━━━ DATASET EXCERPTS ━━━
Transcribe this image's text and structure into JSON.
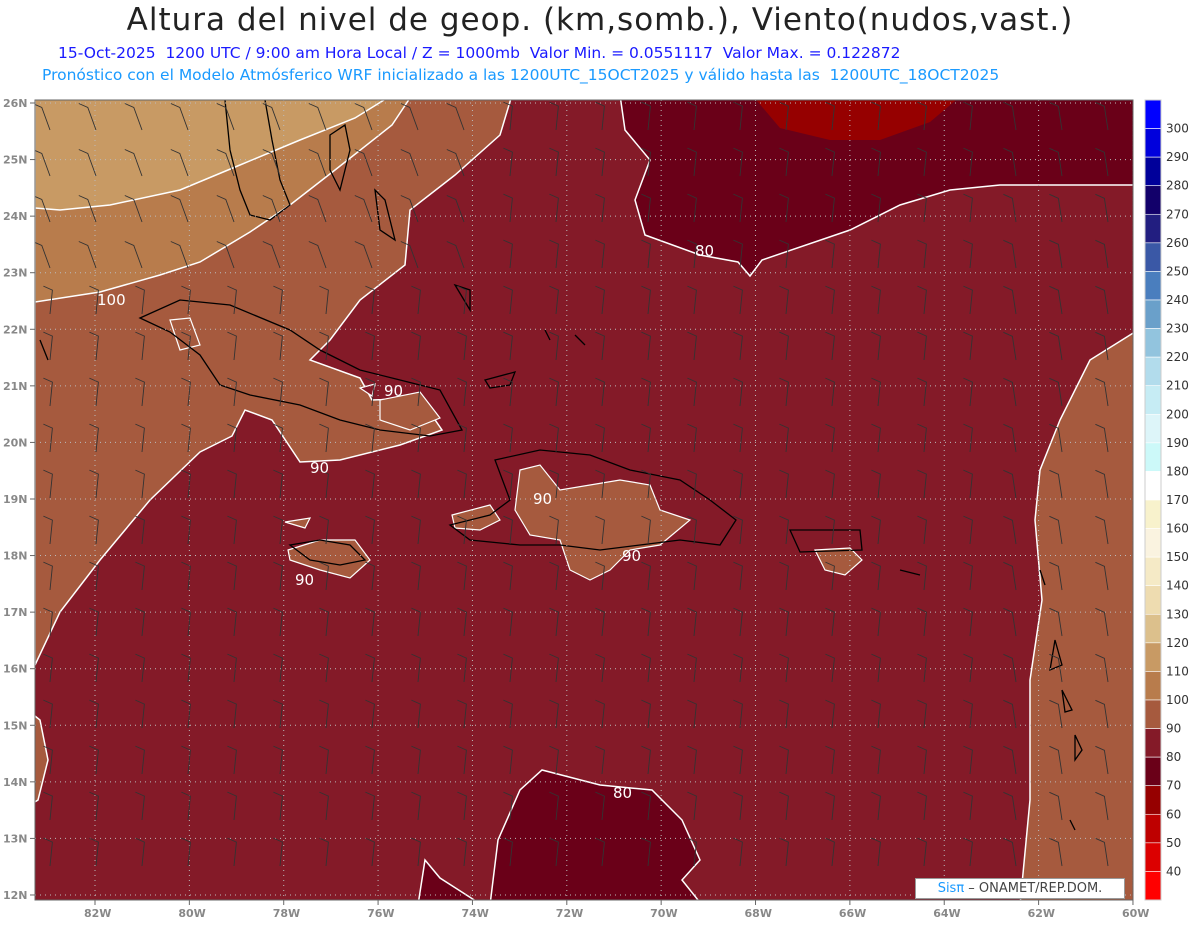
{
  "header": {
    "title": "Altura del nivel de geop. (km,somb.), Viento(nudos,vast.)",
    "subtitle": "15-Oct-2025  1200 UTC / 9:00 am Hora Local / Z = 1000mb  Valor Min. = 0.0551117  Valor Max. = 0.122872",
    "forecast_info": "Pronóstico con el Modelo Atmósferico WRF inicializado a las 1200UTC_15OCT2025 y válido hasta las  1200UTC_18OCT2025"
  },
  "map": {
    "lat_labels": [
      "26N",
      "25N",
      "24N",
      "23N",
      "22N",
      "21N",
      "20N",
      "19N",
      "18N",
      "17N",
      "16N",
      "15N",
      "14N",
      "13N",
      "12N"
    ],
    "lon_labels": [
      "82W",
      "80W",
      "78W",
      "76W",
      "74W",
      "72W",
      "70W",
      "68W",
      "66W",
      "64W",
      "62W",
      "60W"
    ],
    "contour_labels": [
      "100",
      "90",
      "90",
      "90",
      "90",
      "90",
      "80",
      "80"
    ]
  },
  "colorbar": {
    "labels": [
      "300",
      "290",
      "280",
      "270",
      "260",
      "250",
      "240",
      "230",
      "220",
      "210",
      "200",
      "190",
      "180",
      "170",
      "160",
      "150",
      "140",
      "130",
      "120",
      "110",
      "100",
      "90",
      "80",
      "70",
      "60",
      "50",
      "40"
    ],
    "colors": [
      "#0000ff",
      "#0000dc",
      "#00009a",
      "#12006a",
      "#221e80",
      "#3a58a6",
      "#4a7ebe",
      "#6aa0ca",
      "#92c4de",
      "#b2dcec",
      "#c6ecf4",
      "#ddf5f9",
      "#ccf9f9",
      "#ffffff",
      "#f8f2cc",
      "#faf3e0",
      "#f5eac6",
      "#eedcb0",
      "#dcc08c",
      "#c89a64",
      "#b87c4c",
      "#a65a3e",
      "#841a28",
      "#6a0018",
      "#960000",
      "#be0000",
      "#dc0000",
      "#ff0000"
    ]
  },
  "logo": {
    "brand": "Sisπ",
    "text": " – ONAMET/REP.DOM."
  }
}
━━━
Each line that has the word "text" counts once. How many such lines are in the data? Give the number alone.

OUTPUT FOR THIS EXERCISE:
2